- PROBLEM TO SOLVE
Print all of the lines exactly. Any picture among them stays out.

Records from a collection of figures
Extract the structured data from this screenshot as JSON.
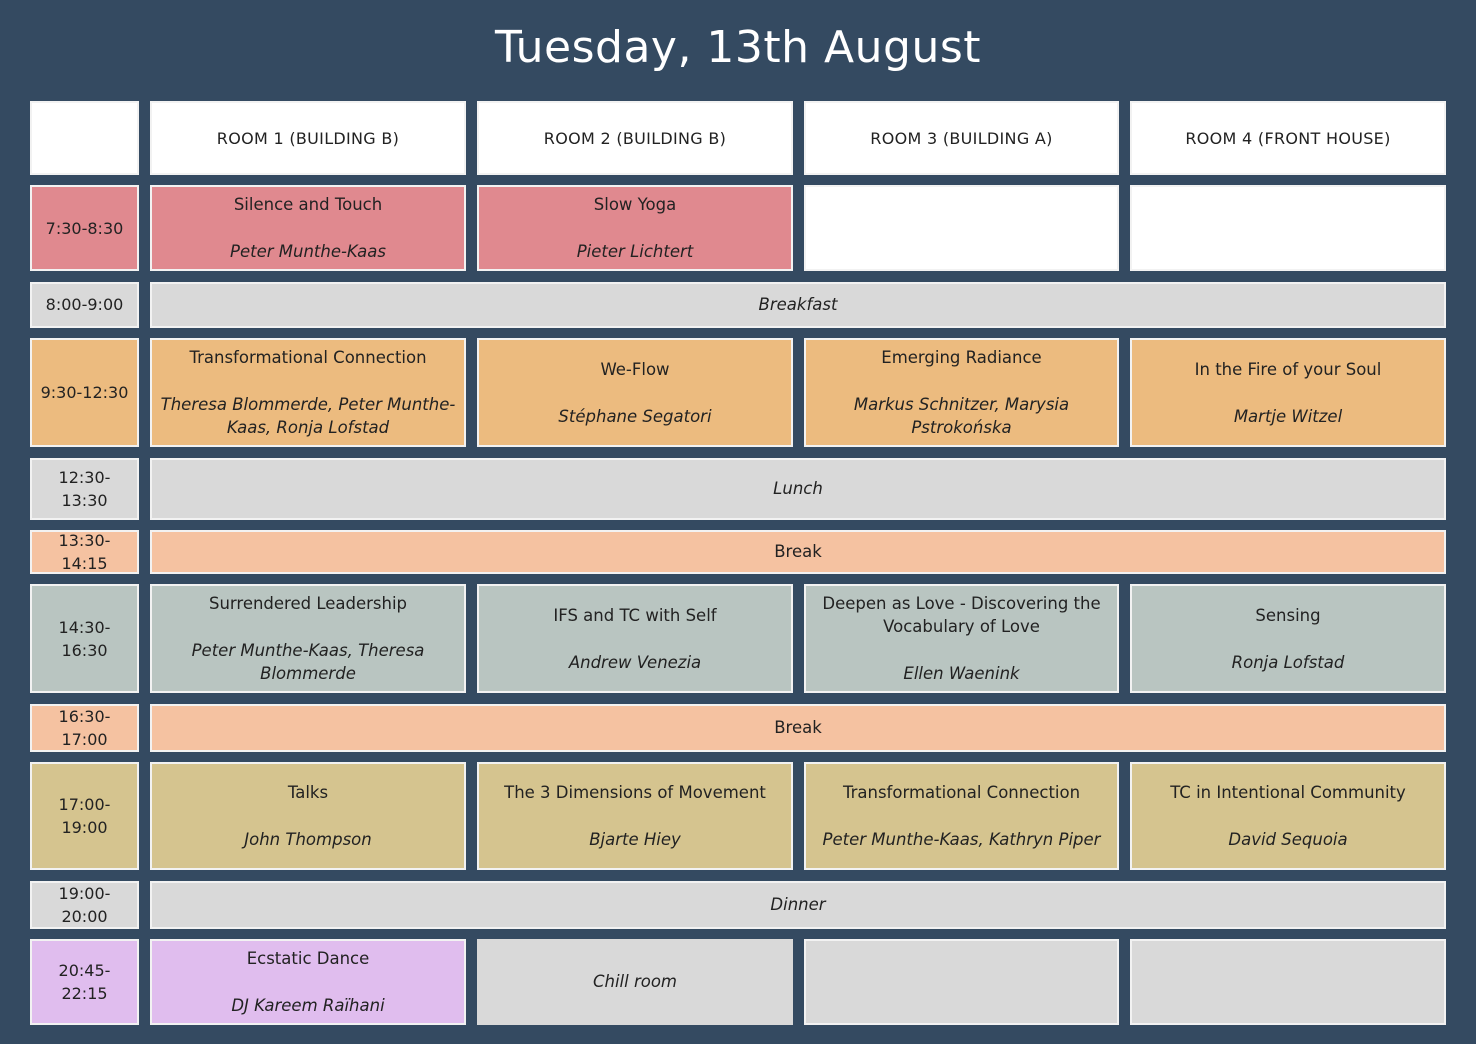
{
  "title": "Tuesday, 13th August",
  "colors": {
    "background": "#344a61",
    "white": "#ffffff",
    "morning": "#e0898f",
    "meal": "#d9d9d9",
    "session_orange": "#ecbb7f",
    "break": "#f5c2a1",
    "session_sage": "#b9c5c1",
    "session_khaki": "#d5c48f",
    "evening": "#e0bdee"
  },
  "rooms": [
    "ROOM 1 (BUILDING B)",
    "ROOM 2 (BUILDING B)",
    "ROOM 3 (BUILDING A)",
    "ROOM 4 (FRONT HOUSE)"
  ],
  "rows": [
    {
      "time": "7:30-8:30",
      "color": "morning",
      "cells": [
        {
          "title": "Silence and Touch",
          "people": "Peter Munthe-Kaas"
        },
        {
          "title": "Slow Yoga",
          "people": "Pieter Lichtert"
        },
        {
          "empty": true,
          "color": "white"
        },
        {
          "empty": true,
          "color": "white"
        }
      ]
    },
    {
      "time": "8:00-9:00",
      "color": "meal",
      "span": {
        "label": "Breakfast",
        "italic": true
      }
    },
    {
      "time": "9:30-12:30",
      "color": "session_orange",
      "cells": [
        {
          "title": "Transformational Connection",
          "people": "Theresa Blommerde, Peter Munthe-Kaas, Ronja Lofstad"
        },
        {
          "title": "We-Flow",
          "people": "Stéphane Segatori"
        },
        {
          "title": "Emerging Radiance",
          "people": "Markus Schnitzer, Marysia Pstrokońska"
        },
        {
          "title": "In the Fire of your Soul",
          "people": "Martje Witzel"
        }
      ]
    },
    {
      "time": "12:30-13:30",
      "color": "meal",
      "span": {
        "label": "Lunch",
        "italic": true
      }
    },
    {
      "time": "13:30-14:15",
      "color": "break",
      "span": {
        "label": "Break",
        "italic": false
      }
    },
    {
      "time": "14:30-16:30",
      "color": "session_sage",
      "cells": [
        {
          "title": "Surrendered Leadership",
          "people": "Peter Munthe-Kaas, Theresa Blommerde"
        },
        {
          "title": "IFS and TC with Self",
          "people": "Andrew Venezia"
        },
        {
          "title": "Deepen as Love - Discovering the Vocabulary of Love",
          "people": "Ellen Waenink"
        },
        {
          "title": "Sensing",
          "people": "Ronja Lofstad"
        }
      ]
    },
    {
      "time": "16:30-17:00",
      "color": "break",
      "span": {
        "label": "Break",
        "italic": false
      }
    },
    {
      "time": "17:00-19:00",
      "color": "session_khaki",
      "cells": [
        {
          "title": "Talks",
          "people": "John Thompson"
        },
        {
          "title": "The 3 Dimensions of Movement",
          "people": "Bjarte Hiey"
        },
        {
          "title": "Transformational Connection",
          "people": "Peter Munthe-Kaas, Kathryn Piper"
        },
        {
          "title": "TC in Intentional Community",
          "people": "David Sequoia"
        }
      ]
    },
    {
      "time": "19:00-20:00",
      "color": "meal",
      "span": {
        "label": "Dinner",
        "italic": true
      }
    },
    {
      "time": "20:45-22:15",
      "color": "evening",
      "cells": [
        {
          "title": "Ecstatic Dance",
          "people": "DJ Kareem Raïhani"
        },
        {
          "people": "Chill room",
          "color": "meal",
          "noborder": true
        },
        {
          "empty": true,
          "color": "meal"
        },
        {
          "empty": true,
          "color": "meal"
        }
      ]
    }
  ]
}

- WRITTEN SOLUTION
Extract the structured data from this screenshot as JSON.
{
  "title": "Tuesday, 13th August",
  "colors": {
    "background": "#344a61",
    "white": "#ffffff",
    "morning": "#e0898f",
    "meal": "#d9d9d9",
    "session_orange": "#ecbb7f",
    "break": "#f5c2a1",
    "session_sage": "#b9c5c1",
    "session_khaki": "#d5c48f",
    "evening": "#e0bdee"
  },
  "rooms": [
    "ROOM 1 (BUILDING B)",
    "ROOM 2 (BUILDING B)",
    "ROOM 3 (BUILDING A)",
    "ROOM 4 (FRONT HOUSE)"
  ],
  "rows": [
    {
      "time": "7:30-8:30",
      "color": "morning",
      "cells": [
        {
          "title": "Silence and Touch",
          "people": "Peter Munthe-Kaas"
        },
        {
          "title": "Slow Yoga",
          "people": "Pieter Lichtert"
        },
        {
          "empty": true,
          "color": "white"
        },
        {
          "empty": true,
          "color": "white"
        }
      ]
    },
    {
      "time": "8:00-9:00",
      "color": "meal",
      "span": {
        "label": "Breakfast",
        "italic": true
      }
    },
    {
      "time": "9:30-12:30",
      "color": "session_orange",
      "cells": [
        {
          "title": "Transformational Connection",
          "people": "Theresa Blommerde, Peter Munthe-Kaas, Ronja Lofstad"
        },
        {
          "title": "We-Flow",
          "people": "Stéphane Segatori"
        },
        {
          "title": "Emerging Radiance",
          "people": "Markus Schnitzer, Marysia Pstrokońska"
        },
        {
          "title": "In the Fire of your Soul",
          "people": "Martje Witzel"
        }
      ]
    },
    {
      "time": "12:30-13:30",
      "color": "meal",
      "span": {
        "label": "Lunch",
        "italic": true
      }
    },
    {
      "time": "13:30-14:15",
      "color": "break",
      "span": {
        "label": "Break",
        "italic": false
      }
    },
    {
      "time": "14:30-16:30",
      "color": "session_sage",
      "cells": [
        {
          "title": "Surrendered Leadership",
          "people": "Peter Munthe-Kaas, Theresa Blommerde"
        },
        {
          "title": "IFS and TC with Self",
          "people": "Andrew Venezia"
        },
        {
          "title": "Deepen as Love - Discovering the Vocabulary of Love",
          "people": "Ellen Waenink"
        },
        {
          "title": "Sensing",
          "people": "Ronja Lofstad"
        }
      ]
    },
    {
      "time": "16:30-17:00",
      "color": "break",
      "span": {
        "label": "Break",
        "italic": false
      }
    },
    {
      "time": "17:00-19:00",
      "color": "session_khaki",
      "cells": [
        {
          "title": "Talks",
          "people": "John Thompson"
        },
        {
          "title": "The 3 Dimensions of Movement",
          "people": "Bjarte Hiey"
        },
        {
          "title": "Transformational Connection",
          "people": "Peter Munthe-Kaas, Kathryn Piper"
        },
        {
          "title": "TC in Intentional Community",
          "people": "David Sequoia"
        }
      ]
    },
    {
      "time": "19:00-20:00",
      "color": "meal",
      "span": {
        "label": "Dinner",
        "italic": true
      }
    },
    {
      "time": "20:45-22:15",
      "color": "evening",
      "cells": [
        {
          "title": "Ecstatic Dance",
          "people": "DJ Kareem Raïhani"
        },
        {
          "people": "Chill room",
          "color": "meal",
          "noborder": true
        },
        {
          "empty": true,
          "color": "meal"
        },
        {
          "empty": true,
          "color": "meal"
        }
      ]
    }
  ]
}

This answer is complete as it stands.